Transcribe the records below exactly, leaving out any pictures.

### Information supplied
┄┄┄┄┄┄┄┄┄┄

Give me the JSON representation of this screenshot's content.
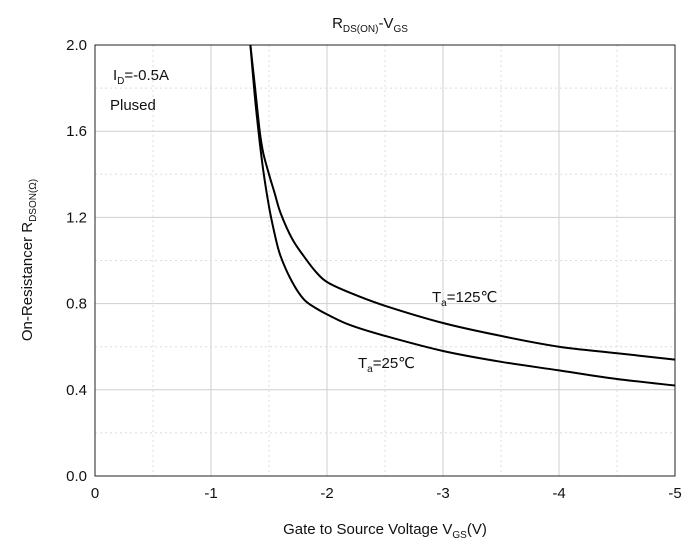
{
  "chart_data": {
    "type": "line",
    "title": {
      "main": "R",
      "main_sub": "DS(ON)",
      "sep": "-V",
      "sep_sub": "GS"
    },
    "xlabel": {
      "main": "Gate to Source Voltage V",
      "sub": "GS",
      "suffix": "(V)"
    },
    "ylabel": {
      "main": "On-Resistancer R",
      "sub": "DSON(Ω)"
    },
    "xlim": [
      0,
      -5
    ],
    "ylim": [
      0.0,
      2.0
    ],
    "x_ticks": [
      "0",
      "-1",
      "-2",
      "-3",
      "-4",
      "-5"
    ],
    "y_ticks": [
      "0.0",
      "0.4",
      "0.8",
      "1.2",
      "1.6",
      "2.0"
    ],
    "grid": true,
    "annotations": [
      {
        "main": "I",
        "sub": "D",
        "rest": "=-0.5A"
      },
      {
        "main": "Plused",
        "sub": "",
        "rest": ""
      }
    ],
    "series": [
      {
        "label": {
          "main": "T",
          "sub": "a",
          "rest": "=25℃"
        },
        "x": [
          -1.34,
          -1.38,
          -1.42,
          -1.45,
          -1.5,
          -1.55,
          -1.6,
          -1.7,
          -1.8,
          -1.9,
          -2.0,
          -2.2,
          -2.5,
          -3.0,
          -3.5,
          -4.0,
          -4.5,
          -5.0
        ],
        "y": [
          2.0,
          1.75,
          1.55,
          1.42,
          1.25,
          1.12,
          1.02,
          0.9,
          0.82,
          0.78,
          0.75,
          0.7,
          0.65,
          0.58,
          0.53,
          0.49,
          0.45,
          0.42
        ]
      },
      {
        "label": {
          "main": "T",
          "sub": "a",
          "rest": "=125℃"
        },
        "x": [
          -1.34,
          -1.38,
          -1.42,
          -1.45,
          -1.5,
          -1.55,
          -1.6,
          -1.7,
          -1.8,
          -1.9,
          -2.0,
          -2.2,
          -2.5,
          -3.0,
          -3.5,
          -4.0,
          -4.5,
          -5.0
        ],
        "y": [
          2.0,
          1.8,
          1.6,
          1.5,
          1.4,
          1.31,
          1.22,
          1.1,
          1.02,
          0.95,
          0.9,
          0.85,
          0.79,
          0.71,
          0.65,
          0.6,
          0.57,
          0.54
        ]
      }
    ]
  }
}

┄┄┄┄┄┄┄┄┄┄

### Reply
Give me the JSON representation of this screenshot's content.
{
  "chart_data": {
    "type": "line",
    "title": {
      "main": "R",
      "main_sub": "DS(ON)",
      "sep": "-V",
      "sep_sub": "GS"
    },
    "xlabel": {
      "main": "Gate to Source Voltage V",
      "sub": "GS",
      "suffix": "(V)"
    },
    "ylabel": {
      "main": "On-Resistancer R",
      "sub": "DSON(Ω)"
    },
    "xlim": [
      0,
      -5
    ],
    "ylim": [
      0.0,
      2.0
    ],
    "x_ticks": [
      "0",
      "-1",
      "-2",
      "-3",
      "-4",
      "-5"
    ],
    "y_ticks": [
      "0.0",
      "0.4",
      "0.8",
      "1.2",
      "1.6",
      "2.0"
    ],
    "grid": true,
    "annotations": [
      {
        "main": "I",
        "sub": "D",
        "rest": "=-0.5A"
      },
      {
        "main": "Plused",
        "sub": "",
        "rest": ""
      }
    ],
    "series": [
      {
        "label": {
          "main": "T",
          "sub": "a",
          "rest": "=25℃"
        },
        "x": [
          -1.34,
          -1.38,
          -1.42,
          -1.45,
          -1.5,
          -1.55,
          -1.6,
          -1.7,
          -1.8,
          -1.9,
          -2.0,
          -2.2,
          -2.5,
          -3.0,
          -3.5,
          -4.0,
          -4.5,
          -5.0
        ],
        "y": [
          2.0,
          1.75,
          1.55,
          1.42,
          1.25,
          1.12,
          1.02,
          0.9,
          0.82,
          0.78,
          0.75,
          0.7,
          0.65,
          0.58,
          0.53,
          0.49,
          0.45,
          0.42
        ]
      },
      {
        "label": {
          "main": "T",
          "sub": "a",
          "rest": "=125℃"
        },
        "x": [
          -1.34,
          -1.38,
          -1.42,
          -1.45,
          -1.5,
          -1.55,
          -1.6,
          -1.7,
          -1.8,
          -1.9,
          -2.0,
          -2.2,
          -2.5,
          -3.0,
          -3.5,
          -4.0,
          -4.5,
          -5.0
        ],
        "y": [
          2.0,
          1.8,
          1.6,
          1.5,
          1.4,
          1.31,
          1.22,
          1.1,
          1.02,
          0.95,
          0.9,
          0.85,
          0.79,
          0.71,
          0.65,
          0.6,
          0.57,
          0.54
        ]
      }
    ]
  }
}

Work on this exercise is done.